- _Problem statement_
Transcribe every line exactly. Leave the pictures behind.

*-*-*

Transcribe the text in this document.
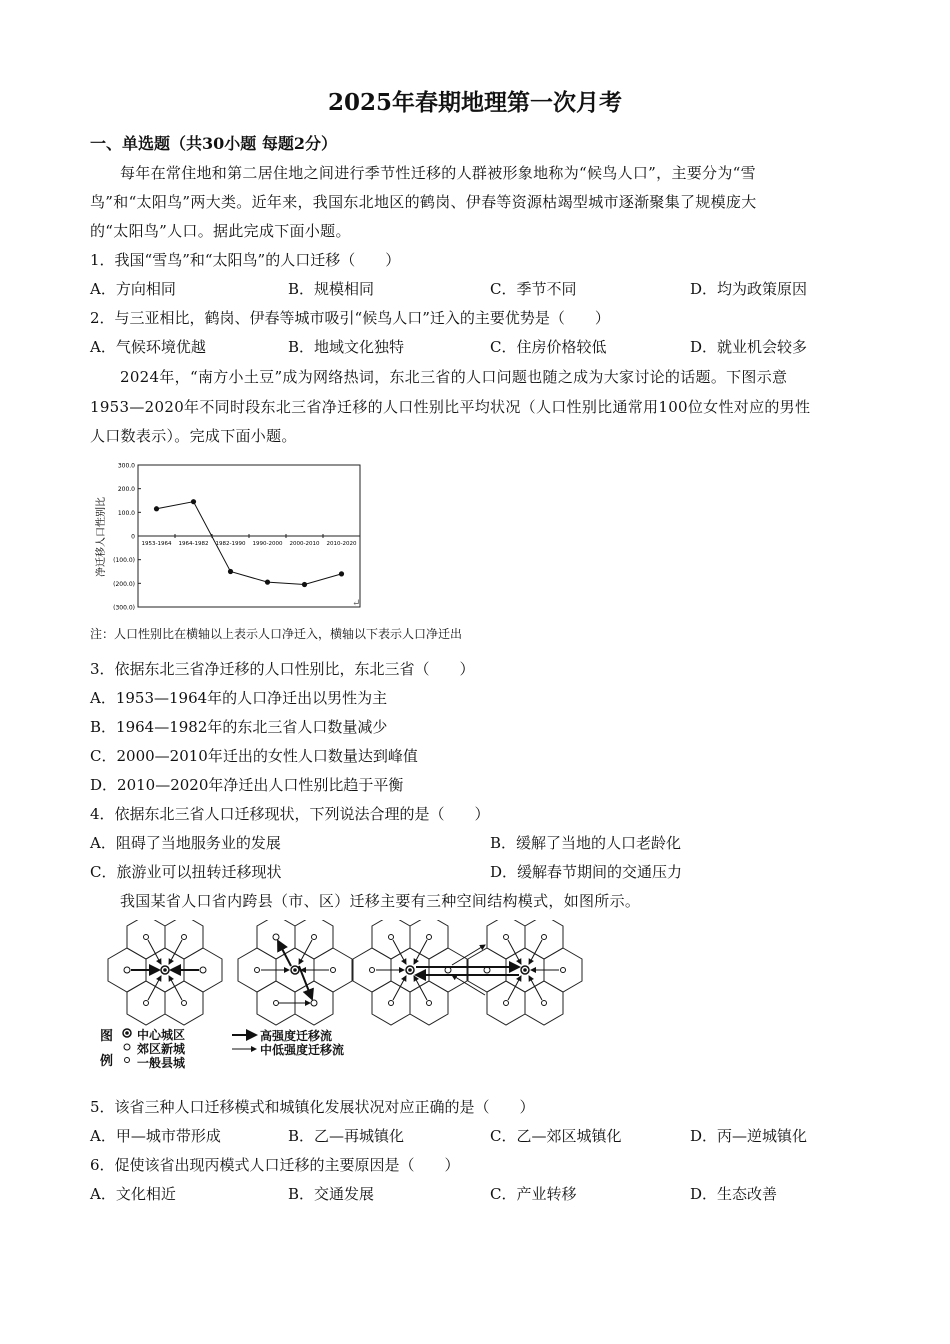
2025年春期地理第一次月考
一、单选题（共30小题 每题2分）
每年在常住地和第二居住地之间进行季节性迁移的人群被形象地称为“候鸟人口”，主要分为“雪
鸟”和“太阳鸟”两大类。近年来，我国东北地区的鹤岗、伊春等资源枯竭型城市逐渐聚集了规模庞大
的“太阳鸟”人口。据此完成下面小题。
1．我国“雪鸟”和“太阳鸟”的人口迁移（　　）
A．方向相同	B．规模相同	C．季节不同	D．均为政策原因
2．与三亚相比，鹤岗、伊春等城市吸引“候鸟人口”迁入的主要优势是（　　）
A．气候环境优越	B．地域文化独特	C．住房价格较低	D．就业机会较多
2024年，“南方小土豆”成为网络热词，东北三省的人口问题也随之成为大家讨论的话题。下图示意
1953—2020年不同时段东北三省净迁移的人口性别比平均状况（人口性别比通常用100位女性对应的男性
人口数表示）。完成下面小题。
300.0
200.0
100.0
0
(100.0)
(200.0)
(300.0)
1953-1964 1964-1982 1982-1990 1990-2000 2000-2010 2010-2020
净迁移人口性别比
↵
注：人口性别比在横轴以上表示人口净迁入，横轴以下表示人口净迁出
3．依据东北三省净迁移的人口性别比，东北三省（　　）
A．1953—1964年的人口净迁出以男性为主
B．1964—1982年的东北三省人口数量减少
C．2000—2010年迁出的女性人口数量达到峰值
D．2010—2020年净迁出人口性别比趋于平衡
4．依据东北三省人口迁移现状，下列说法合理的是（　　）
A．阻碍了当地服务业的发展	B．缓解了当地的人口老龄化
C．旅游业可以扭转迁移现状	D．缓解春节期间的交通压力
我国某省人口省内跨县（市、区）迁移主要有三种空间结构模式，如图所示。
图
例
中心城区
郊区新城
一般县城
高强度迁移流
中低强度迁移流
5．该省三种人口迁移模式和城镇化发展状况对应正确的是（　　）
A．甲—城市带形成	B．乙—再城镇化	C．乙—郊区城镇化	D．丙—逆城镇化
6．促使该省出现丙模式人口迁移的主要原因是（　　）
A．文化相近	B．交通发展	C．产业转移	D．生态改善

*-*-*

- _Reply_
Transcribe the text in this document.
2025年春期地理第一次月考
一、单选题（共30小题 每题2分）
每年在常住地和第二居住地之间进行季节性迁移的人群被形象地称为“候鸟人口”，主要分为“雪
鸟”和“太阳鸟”两大类。近年来，我国东北地区的鹤岗、伊春等资源枯竭型城市逐渐聚集了规模庞大
的“太阳鸟”人口。据此完成下面小题。
1．我国“雪鸟”和“太阳鸟”的人口迁移（　　）
A．方向相同	B．规模相同	C．季节不同	D．均为政策原因
2．与三亚相比，鹤岗、伊春等城市吸引“候鸟人口”迁入的主要优势是（　　）
A．气候环境优越	B．地域文化独特	C．住房价格较低	D．就业机会较多
2024年，“南方小土豆”成为网络热词，东北三省的人口问题也随之成为大家讨论的话题。下图示意
1953—2020年不同时段东北三省净迁移的人口性别比平均状况（人口性别比通常用100位女性对应的男性
人口数表示）。完成下面小题。
300.0
200.0
100.0
0
(100.0)
(200.0)
(300.0)
1953-1964 1964-1982 1982-1990 1990-2000 2000-2010 2010-2020
净迁移人口性别比
↵
注：人口性别比在横轴以上表示人口净迁入，横轴以下表示人口净迁出
3．依据东北三省净迁移的人口性别比，东北三省（　　）
A．1953—1964年的人口净迁出以男性为主
B．1964—1982年的东北三省人口数量减少
C．2000—2010年迁出的女性人口数量达到峰值
D．2010—2020年净迁出人口性别比趋于平衡
4．依据东北三省人口迁移现状，下列说法合理的是（　　）
A．阻碍了当地服务业的发展	B．缓解了当地的人口老龄化
C．旅游业可以扭转迁移现状	D．缓解春节期间的交通压力
我国某省人口省内跨县（市、区）迁移主要有三种空间结构模式，如图所示。
图
例
中心城区
郊区新城
一般县城
高强度迁移流
中低强度迁移流
5．该省三种人口迁移模式和城镇化发展状况对应正确的是（　　）
A．甲—城市带形成	B．乙—再城镇化	C．乙—郊区城镇化	D．丙—逆城镇化
6．促使该省出现丙模式人口迁移的主要原因是（　　）
A．文化相近	B．交通发展	C．产业转移	D．生态改善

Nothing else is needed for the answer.